_What is required_
Write the next part of the passage on backyard composting, picking up after its final sentence.

_Provided text_
---+---
Fruit and vegetable peelings, coffee grounds, crushed egg shells,
newsprint, paper napkins are all fine to either bury or add to the compost
heap. A sprinkling of black or red pepper may deter anything from digging up
your compost as will a wide board with a concrete block on it. Finally, a
full-fledged five foot tall hot compost pile can be hidden by planting tomatoes
in cages on the south side, sunflowers and cucumbers on the east and west sides
and either cucumbers or squash on soil on top. With this camouflage of flowers
and vegetables, the compost pile can sit and rot all summer and the plants
surrounding it will love the leaching nutrients from the pile.
---+---
_Dataset records_
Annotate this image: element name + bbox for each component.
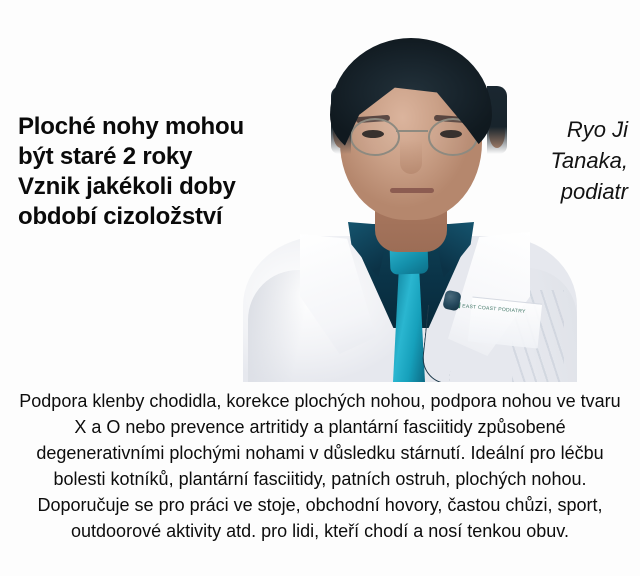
headline-line-1: Ploché nohy mohou <box>18 112 278 142</box>
byline-line-2: Tanaka, <box>448 145 628 176</box>
headline-line-2: být staré 2 roky <box>18 142 278 172</box>
eyeglasses-bridge <box>396 130 428 132</box>
description-paragraph: Podpora klenby chodidla, korekce plochýc… <box>14 388 626 544</box>
byline: Ryo Ji Tanaka, podiatr <box>448 114 628 207</box>
nose <box>400 140 422 174</box>
byline-line-1: Ryo Ji <box>448 114 628 145</box>
advertisement-card: EAST COAST PODIATRY Ploché nohy mohou bý… <box>0 0 640 576</box>
eyeglasses-lens-left <box>350 118 400 156</box>
byline-line-3: podiatr <box>448 176 628 207</box>
mouth <box>390 188 434 193</box>
headline-line-3: Vznik jakékoli doby <box>18 172 278 202</box>
headline-line-4: období cizoložství <box>18 202 278 232</box>
headline: Ploché nohy mohou být staré 2 roky Vznik… <box>18 112 278 232</box>
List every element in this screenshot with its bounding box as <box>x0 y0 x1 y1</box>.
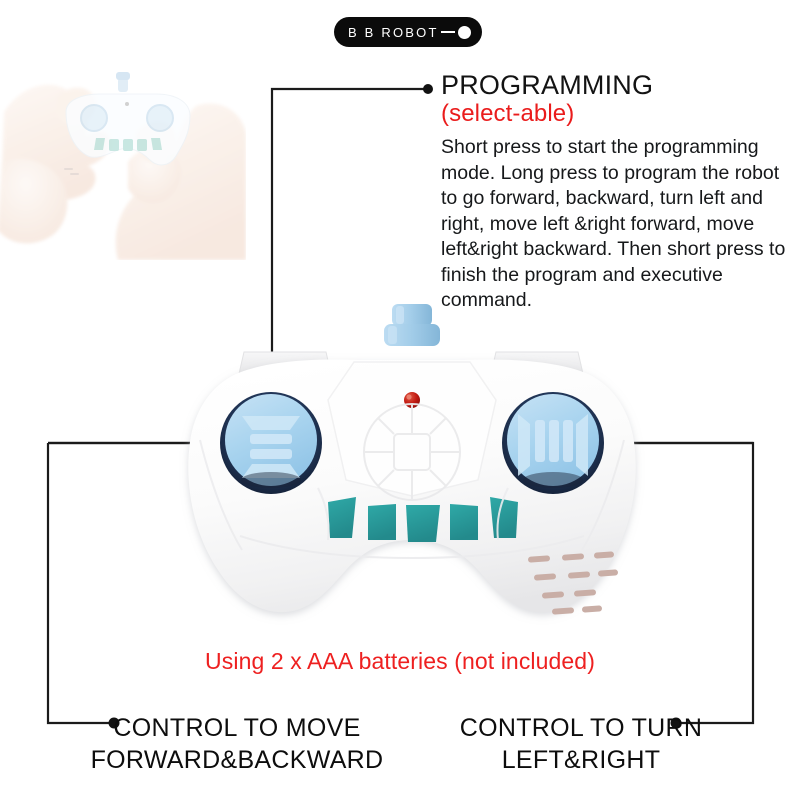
brand-badge-dash <box>441 31 455 33</box>
control-turn-label: CONTROL TO TURN LEFT&RIGHT <box>440 712 722 776</box>
control-move-label-line1: CONTROL TO MOVE <box>113 714 360 742</box>
remote-controller-illustration <box>178 290 648 660</box>
programming-description: Short press to start the programming mod… <box>441 135 793 314</box>
control-move-label-line2: FORWARD&BACKWARD <box>82 744 392 776</box>
led-highlight <box>406 394 411 399</box>
brand-badge-label: B B ROBOT <box>348 25 439 40</box>
left-joystick <box>220 392 322 494</box>
hands-holding-remote-photo <box>0 42 246 260</box>
controller-svg <box>178 290 648 660</box>
brand-badge-dot-icon <box>458 26 471 39</box>
programming-callout-dot <box>423 84 433 94</box>
brand-badge: B B ROBOT <box>334 17 482 47</box>
antenna-icon <box>384 304 440 346</box>
control-move-label: CONTROL TO MOVE FORWARD&BACKWARD <box>82 712 392 776</box>
right-joystick <box>502 392 604 494</box>
battery-note: Using 2 x AAA batteries (not included) <box>0 648 800 675</box>
programming-title: PROGRAMMING <box>441 70 793 100</box>
programming-text-block: PROGRAMMING (select-able) Short press to… <box>441 70 793 314</box>
hands-photo-illustration <box>0 42 246 260</box>
programming-subtitle: (select-able) <box>441 100 793 128</box>
control-turn-label-line1: CONTROL TO TURN <box>460 714 703 742</box>
control-turn-label-line2: LEFT&RIGHT <box>440 744 722 776</box>
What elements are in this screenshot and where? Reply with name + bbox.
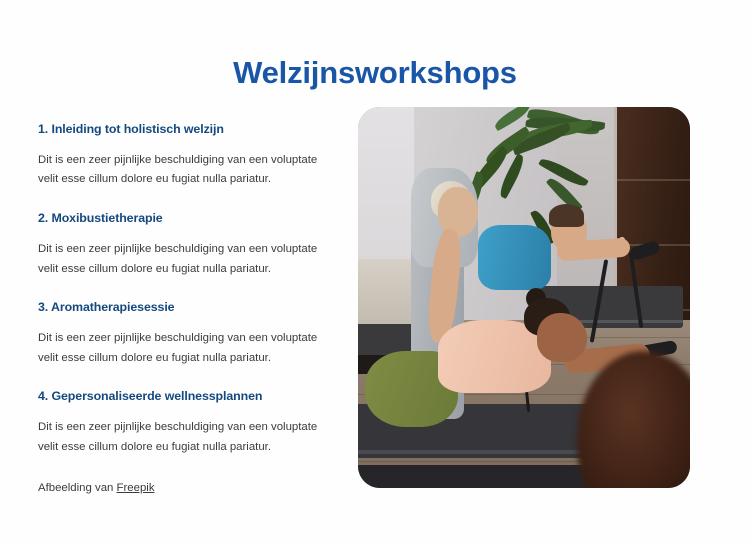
section-item: 1. Inleiding tot holistisch welzijn Dit … [38,122,330,190]
page-root: Welzijnsworkshops 1. Inleiding tot holis… [0,0,750,542]
section-body: Dit is een zeer pijnlijke beschuldiging … [38,329,323,368]
hero-image-canvas [358,107,690,488]
hero-image [358,107,690,488]
section-heading: 1. Inleiding tot holistisch welzijn [38,122,330,137]
section-body: Dit is een zeer pijnlijke beschuldiging … [38,240,323,279]
sections-column: 1. Inleiding tot holistisch welzijn Dit … [38,122,330,498]
section-item: 2. Moxibustietherapie Dit is een zeer pi… [38,211,330,279]
image-credit: Afbeelding van Freepik [38,479,330,497]
section-heading: 4. Gepersonaliseerde wellnessplannen [38,389,330,404]
page-title: Welzijnsworkshops [0,55,750,91]
section-item: 3. Aromatherapiesessie Dit is een zeer p… [38,300,330,368]
section-heading: 2. Moxibustietherapie [38,211,330,226]
freepik-link[interactable]: Freepik [117,482,155,494]
section-heading: 3. Aromatherapiesessie [38,300,330,315]
section-item: 4. Gepersonaliseerde wellnessplannen Dit… [38,389,330,457]
section-body: Dit is een zeer pijnlijke beschuldiging … [38,418,323,457]
section-body: Dit is een zeer pijnlijke beschuldiging … [38,151,323,190]
image-credit-prefix: Afbeelding van [38,482,117,494]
---+---
_Response to the task_
Here is
a picture of my garden taken around Thanksgiving of last year. Can you spot the
compost piles? What colors do you see in the picture? You see brown fenced maple leaves and green
rye grass. “Green” and “brown” are the two nick names given to organic
materials which go into the process of making compost. Green materials are
relatively high in nitrogen and low in carbon. Brown materials are relatively
low in nitrogen and high in carbon. As you can see from this picture in
November, when spring does arrive I should have plenty of both high nitrogen
greens in the form of grass and high carbon brown material in the form of the
previous fall’s leaves to make a hot compost pile. My property and the garden itself are producing the necessary organic materials,
no hauling required. I will simply make
a six inch layer of leaves and straw for my brown material, add a three inch
layer of pulled green grass, top that with an inch of garden soil, water the
pile with a hose and keep repeating the process until the pile is four feet
tall by four feet wide. After this initial hot pile in the spring, other piles
will continually be made from green weeds which grow in my acre of woods,
namely pokeweed, wild mustard, ragweed, stinging nettle, horse weed, and lambs
quarters. Weeds are excellent green materials for the hot compost pile, so long
as they have not yet formed any seed.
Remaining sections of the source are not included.